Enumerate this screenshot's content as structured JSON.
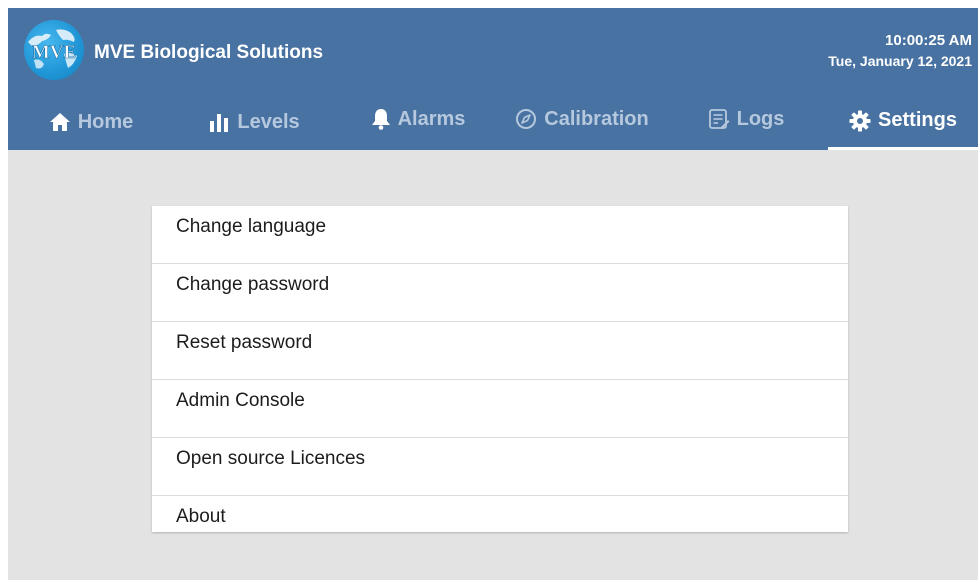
{
  "header": {
    "brand_name": "MVE Biological Solutions",
    "logo_text": "MVE",
    "time": "10:00:25 AM",
    "date": "Tue, January 12, 2021"
  },
  "nav": {
    "tabs": [
      {
        "label": "Home",
        "icon": "home-icon"
      },
      {
        "label": "Levels",
        "icon": "bar-chart-icon"
      },
      {
        "label": "Alarms",
        "icon": "bell-icon"
      },
      {
        "label": "Calibration",
        "icon": "compass-icon"
      },
      {
        "label": "Logs",
        "icon": "log-icon"
      },
      {
        "label": "Settings",
        "icon": "gear-icon"
      }
    ],
    "active_tab": "Settings"
  },
  "settings_menu": {
    "items": [
      {
        "label": "Change language"
      },
      {
        "label": "Change password"
      },
      {
        "label": "Reset password"
      },
      {
        "label": "Admin Console"
      },
      {
        "label": "Open source Licences"
      },
      {
        "label": "About"
      }
    ]
  },
  "colors": {
    "header_bg": "#4872a1",
    "inactive_tab": "#b6c8de",
    "active_tab": "#ffffff",
    "page_bg": "#e3e3e3",
    "card_bg": "#ffffff"
  }
}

══════════

- REQUIRED WORK
In your copy, leave out the pictures and reproduce the material above exactly.

- TASK ANSWER
Enumerate this screenshot's content as structured JSON.
{
  "header": {
    "brand_name": "MVE Biological Solutions",
    "logo_text": "MVE",
    "time": "10:00:25 AM",
    "date": "Tue, January 12, 2021"
  },
  "nav": {
    "tabs": [
      {
        "label": "Home",
        "icon": "home-icon"
      },
      {
        "label": "Levels",
        "icon": "bar-chart-icon"
      },
      {
        "label": "Alarms",
        "icon": "bell-icon"
      },
      {
        "label": "Calibration",
        "icon": "compass-icon"
      },
      {
        "label": "Logs",
        "icon": "log-icon"
      },
      {
        "label": "Settings",
        "icon": "gear-icon"
      }
    ],
    "active_tab": "Settings"
  },
  "settings_menu": {
    "items": [
      {
        "label": "Change language"
      },
      {
        "label": "Change password"
      },
      {
        "label": "Reset password"
      },
      {
        "label": "Admin Console"
      },
      {
        "label": "Open source Licences"
      },
      {
        "label": "About"
      }
    ]
  },
  "colors": {
    "header_bg": "#4872a1",
    "inactive_tab": "#b6c8de",
    "active_tab": "#ffffff",
    "page_bg": "#e3e3e3",
    "card_bg": "#ffffff"
  }
}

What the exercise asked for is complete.